#### TASK INSTRUCTIONS:
Write out every line of the material as it stands, apart from the pictures.

## BEGIN

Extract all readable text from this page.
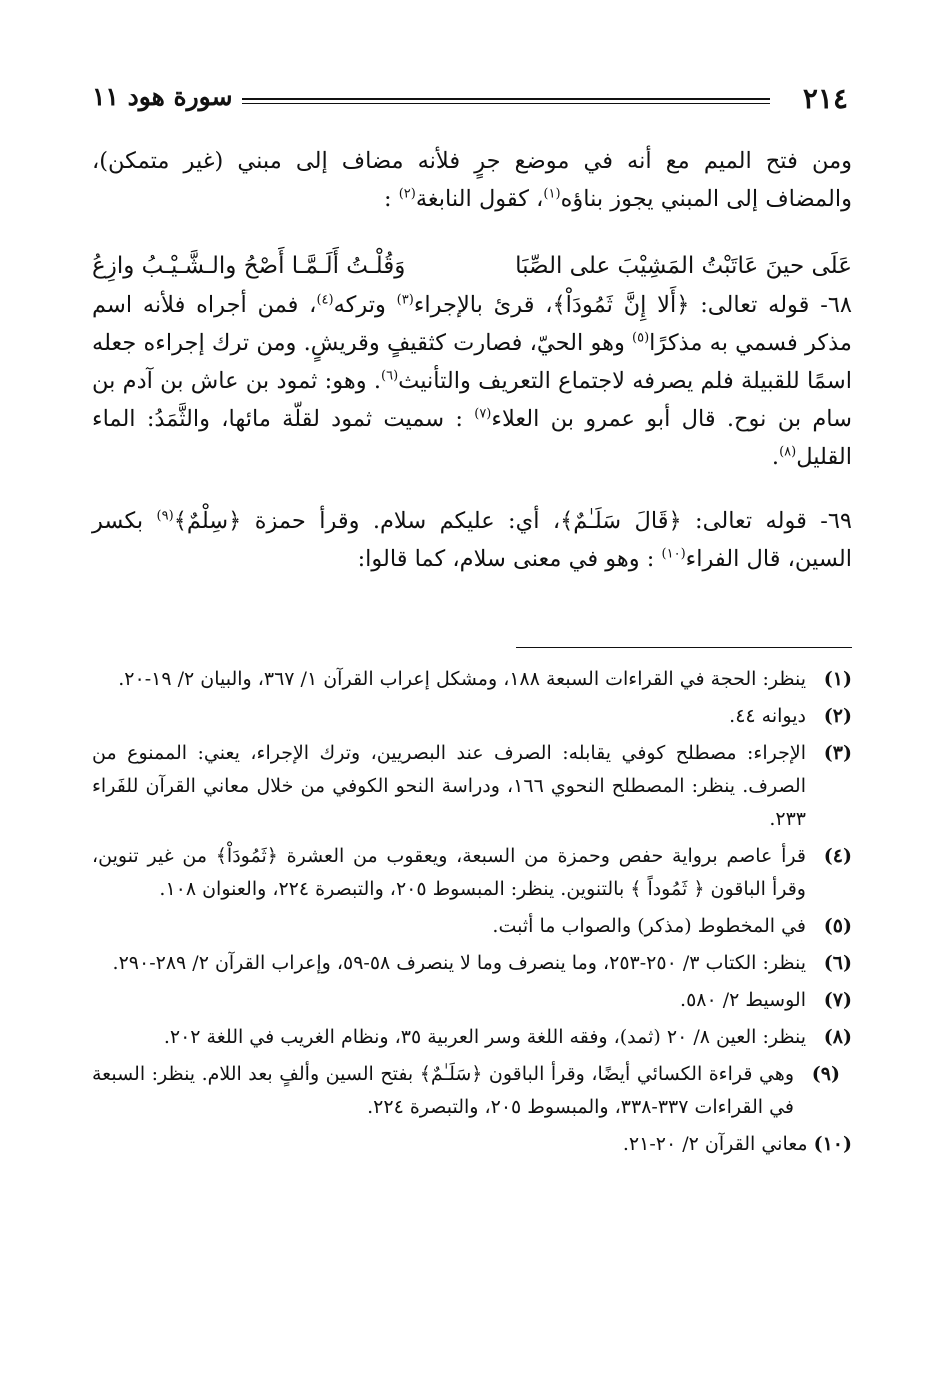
٢١٤
سورة هود ١١

ومن فتح الميم مع أنه في موضع جرٍ فلأنه مضاف إلى مبني (غير متمكن)، والمضاف إلى المبني يجوز بناؤه$^{(١)}$، كقول النابغة$^{(٢)}$ :

عَلَى حينَ عَاتَبْتُ المَشِيْبَ على الصِّبَا
وَقُلْـتُ أَلَـمَّـا أَصْحُ والـشَّـيْـبُ وازِعُ

٦٨- قوله تعالى: ﴿أَلا إِنَّ ثَمُودَاْ﴾، قرئ بالإجراء$^{(٣)}$ وتركه$^{(٤)}$، فمن أجراه فلأنه اسم مذكر فسمي به مذكرًا$^{(٥)}$ وهو الحيّ، فصارت كثقيفٍ وقريشٍ. ومن ترك إجراءه جعله اسمًا للقبيلة فلم يصرفه لاجتماع التعريف والتأنيث$^{(٦)}$. وهو: ثمود بن عاش بن آدم بن سام بن نوح. قال أبو عمرو بن العلاء$^{(٧)}$ : سميت ثمود لقلّة مائها، والثَّمَدُ: الماء القليل$^{(٨)}$.

٦٩- قوله تعالى: ﴿قَالَ سَلَـٰمٌ﴾، أي: عليكم سلام. وقرأ حمزة ﴿سِلْمٌ﴾$^{(٩)}$ بكسر السين، قال الفراء$^{(١٠)}$ : وهو في معنى سلام، كما قالوا:

(١)
ينظر: الحجة في القراءات السبعة ١٨٨، ومشكل إعراب القرآن ١/ ٣٦٧، والبيان ٢/ ١٩-٢٠.
(٢)
ديوانه ٤٤.
(٣)
الإجراء: مصطلح كوفي يقابله: الصرف عند البصريين، وترك الإجراء، يعني: الممنوع من الصرف. ينظر: المصطلح النحوي ١٦٦، ودراسة النحو الكوفي من خلال معاني القرآن للفَراء ٢٣٣.
(٤)
قرأ عاصم برواية حفص وحمزة من السبعة، ويعقوب من العشرة ﴿ثَمُودَاْ﴾ من غير تنوين، وقرأ الباقون ﴿ ثَمُوداً ﴾ بالتنوين. ينظر: المبسوط ٢٠٥، والتبصرة ٢٢٤، والعنوان ١٠٨.
(٥)
في المخطوط (مذكر) والصواب ما أثبت.
(٦)
ينظر: الكتاب ٣/ ٢٥٠-٢٥٣، وما ينصرف وما لا ينصرف ٥٨-٥٩، وإعراب القرآن ٢/ ٢٨٩-٢٩٠.
(٧)
الوسيط ٢/ ٥٨٠.
(٨)
ينظر: العين ٨/ ٢٠ (ثمد)، وفقه اللغة وسر العربية ٣٥، ونظام الغريب في اللغة ٢٠٢.
(٩)
وهي قراءة الكسائي أيضًا، وقرأ الباقون ﴿سَلَـٰمٌ﴾ بفتح السين وألفٍ بعد اللام. ينظر: السبعة في القراءات ٣٣٧-٣٣٨، والمبسوط ٢٠٥، والتبصرة ٢٢٤.
(١٠)
معاني القرآن ٢/ ٢٠-٢١.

## END

#### CORRECT RESULT:
Extract all readable text from this page.
٢١٤
سورة هود ١١

ومن فتح الميم مع أنه في موضع جرٍ فلأنه مضاف إلى مبني (غير متمكن)، والمضاف إلى المبني يجوز بناؤه$^{(١)}$، كقول النابغة$^{(٢)}$ :

عَلَى حينَ عَاتَبْتُ المَشِيْبَ على الصِّبَا
وَقُلْـتُ أَلَـمَّـا أَصْحُ والـشَّـيْـبُ وازِعُ

٦٨- قوله تعالى: ﴿أَلا إِنَّ ثَمُودَاْ﴾، قرئ بالإجراء$^{(٣)}$ وتركه$^{(٤)}$، فمن أجراه فلأنه اسم مذكر فسمي به مذكرًا$^{(٥)}$ وهو الحيّ، فصارت كثقيفٍ وقريشٍ. ومن ترك إجراءه جعله اسمًا للقبيلة فلم يصرفه لاجتماع التعريف والتأنيث$^{(٦)}$. وهو: ثمود بن عاش بن آدم بن سام بن نوح. قال أبو عمرو بن العلاء$^{(٧)}$ : سميت ثمود لقلّة مائها، والثَّمَدُ: الماء القليل$^{(٨)}$.

٦٩- قوله تعالى: ﴿قَالَ سَلَـٰمٌ﴾، أي: عليكم سلام. وقرأ حمزة ﴿سِلْمٌ﴾$^{(٩)}$ بكسر السين، قال الفراء$^{(١٠)}$ : وهو في معنى سلام، كما قالوا:

(١)
ينظر: الحجة في القراءات السبعة ١٨٨، ومشكل إعراب القرآن ١/ ٣٦٧، والبيان ٢/ ١٩-٢٠.
(٢)
ديوانه ٤٤.
(٣)
الإجراء: مصطلح كوفي يقابله: الصرف عند البصريين، وترك الإجراء، يعني: الممنوع من الصرف. ينظر: المصطلح النحوي ١٦٦، ودراسة النحو الكوفي من خلال معاني القرآن للفَراء ٢٣٣.
(٤)
قرأ عاصم برواية حفص وحمزة من السبعة، ويعقوب من العشرة ﴿ثَمُودَاْ﴾ من غير تنوين، وقرأ الباقون ﴿ ثَمُوداً ﴾ بالتنوين. ينظر: المبسوط ٢٠٥، والتبصرة ٢٢٤، والعنوان ١٠٨.
(٥)
في المخطوط (مذكر) والصواب ما أثبت.
(٦)
ينظر: الكتاب ٣/ ٢٥٠-٢٥٣، وما ينصرف وما لا ينصرف ٥٨-٥٩، وإعراب القرآن ٢/ ٢٨٩-٢٩٠.
(٧)
الوسيط ٢/ ٥٨٠.
(٨)
ينظر: العين ٨/ ٢٠ (ثمد)، وفقه اللغة وسر العربية ٣٥، ونظام الغريب في اللغة ٢٠٢.
(٩)
وهي قراءة الكسائي أيضًا، وقرأ الباقون ﴿سَلَـٰمٌ﴾ بفتح السين وألفٍ بعد اللام. ينظر: السبعة في القراءات ٣٣٧-٣٣٨، والمبسوط ٢٠٥، والتبصرة ٢٢٤.
(١٠)
معاني القرآن ٢/ ٢٠-٢١.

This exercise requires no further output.